Work to be completed | Each entry below is to be copied out exactly and in full.

= Beginning of Section =

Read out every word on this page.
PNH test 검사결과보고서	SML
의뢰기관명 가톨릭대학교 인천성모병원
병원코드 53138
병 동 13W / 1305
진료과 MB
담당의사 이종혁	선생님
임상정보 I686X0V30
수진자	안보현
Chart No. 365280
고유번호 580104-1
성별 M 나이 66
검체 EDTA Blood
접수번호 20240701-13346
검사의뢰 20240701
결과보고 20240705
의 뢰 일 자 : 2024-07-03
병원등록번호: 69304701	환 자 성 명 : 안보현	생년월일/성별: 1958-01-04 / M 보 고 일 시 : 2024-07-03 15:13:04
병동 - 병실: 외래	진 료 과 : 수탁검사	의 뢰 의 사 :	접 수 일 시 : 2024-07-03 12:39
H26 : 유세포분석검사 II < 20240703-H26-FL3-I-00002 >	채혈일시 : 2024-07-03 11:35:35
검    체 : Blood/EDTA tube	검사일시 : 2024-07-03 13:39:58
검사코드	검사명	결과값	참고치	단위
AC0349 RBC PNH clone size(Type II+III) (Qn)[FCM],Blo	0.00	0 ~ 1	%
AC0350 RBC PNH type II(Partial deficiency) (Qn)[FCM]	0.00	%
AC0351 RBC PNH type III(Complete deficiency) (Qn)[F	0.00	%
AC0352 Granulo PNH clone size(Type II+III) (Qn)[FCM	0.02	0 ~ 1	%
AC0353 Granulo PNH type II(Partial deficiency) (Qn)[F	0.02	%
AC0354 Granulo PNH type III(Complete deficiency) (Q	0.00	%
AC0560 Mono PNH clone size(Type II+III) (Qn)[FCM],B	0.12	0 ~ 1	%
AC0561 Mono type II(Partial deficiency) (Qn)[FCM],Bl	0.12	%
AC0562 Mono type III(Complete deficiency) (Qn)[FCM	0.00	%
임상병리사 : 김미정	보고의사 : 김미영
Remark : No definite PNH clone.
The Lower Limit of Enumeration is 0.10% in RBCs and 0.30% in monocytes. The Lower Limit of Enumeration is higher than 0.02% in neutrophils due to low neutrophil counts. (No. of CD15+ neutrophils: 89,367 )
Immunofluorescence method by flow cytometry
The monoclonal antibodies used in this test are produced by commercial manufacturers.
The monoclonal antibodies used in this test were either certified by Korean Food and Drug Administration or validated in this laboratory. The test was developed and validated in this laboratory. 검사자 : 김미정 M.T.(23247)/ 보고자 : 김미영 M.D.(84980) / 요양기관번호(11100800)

= End of Section =

Task output |
Read out every word on this page.
PNH test 검사결과보고서	SML
의뢰기관명 가톨릭대학교 인천성모병원
병원코드 53138
병 동 13W / 1305
진료과 MB
담당의사 이종혁	선생님
임상정보 I686X0V30
수진자	안보현
Chart No. 365280
고유번호 580104-1
성별 M 나이 66
검체 EDTA Blood
접수번호 20240701-13346
검사의뢰 20240701
결과보고 20240705
의 뢰 일 자 : 2024-07-03
병원등록번호: 69304701	환 자 성 명 : 안보현	생년월일/성별: 1958-01-04 / M 보 고 일 시 : 2024-07-03 15:13:04
병동 - 병실: 외래	진 료 과 : 수탁검사	의 뢰 의 사 :	접 수 일 시 : 2024-07-03 12:39
H26 : 유세포분석검사 II < 20240703-H26-FL3-I-00002 >	채혈일시 : 2024-07-03 11:35:35
검    체 : Blood/EDTA tube	검사일시 : 2024-07-03 13:39:58
검사코드	검사명	결과값	참고치	단위
AC0349 RBC PNH clone size(Type II+III) (Qn)[FCM],Blo	0.00	0 ~ 1	%
AC0350 RBC PNH type II(Partial deficiency) (Qn)[FCM]	0.00	%
AC0351 RBC PNH type III(Complete deficiency) (Qn)[F	0.00	%
AC0352 Granulo PNH clone size(Type II+III) (Qn)[FCM	0.02	0 ~ 1	%
AC0353 Granulo PNH type II(Partial deficiency) (Qn)[F	0.02	%
AC0354 Granulo PNH type III(Complete deficiency) (Q	0.00	%
AC0560 Mono PNH clone size(Type II+III) (Qn)[FCM],B	0.12	0 ~ 1	%
AC0561 Mono type II(Partial deficiency) (Qn)[FCM],Bl	0.12	%
AC0562 Mono type III(Complete deficiency) (Qn)[FCM	0.00	%
임상병리사 : 김미정	보고의사 : 김미영
Remark : No definite PNH clone.
The Lower Limit of Enumeration is 0.10% in RBCs and 0.30% in monocytes. The Lower Limit of Enumeration is higher than 0.02% in neutrophils due to low neutrophil counts. (No. of CD15+ neutrophils: 89,367 )
Immunofluorescence method by flow cytometry
The monoclonal antibodies used in this test are produced by commercial manufacturers.
The monoclonal antibodies used in this test were either certified by Korean Food and Drug Administration or validated in this laboratory. The test was developed and validated in this laboratory. 검사자 : 김미정 M.T.(23247)/ 보고자 : 김미영 M.D.(84980) / 요양기관번호(11100800)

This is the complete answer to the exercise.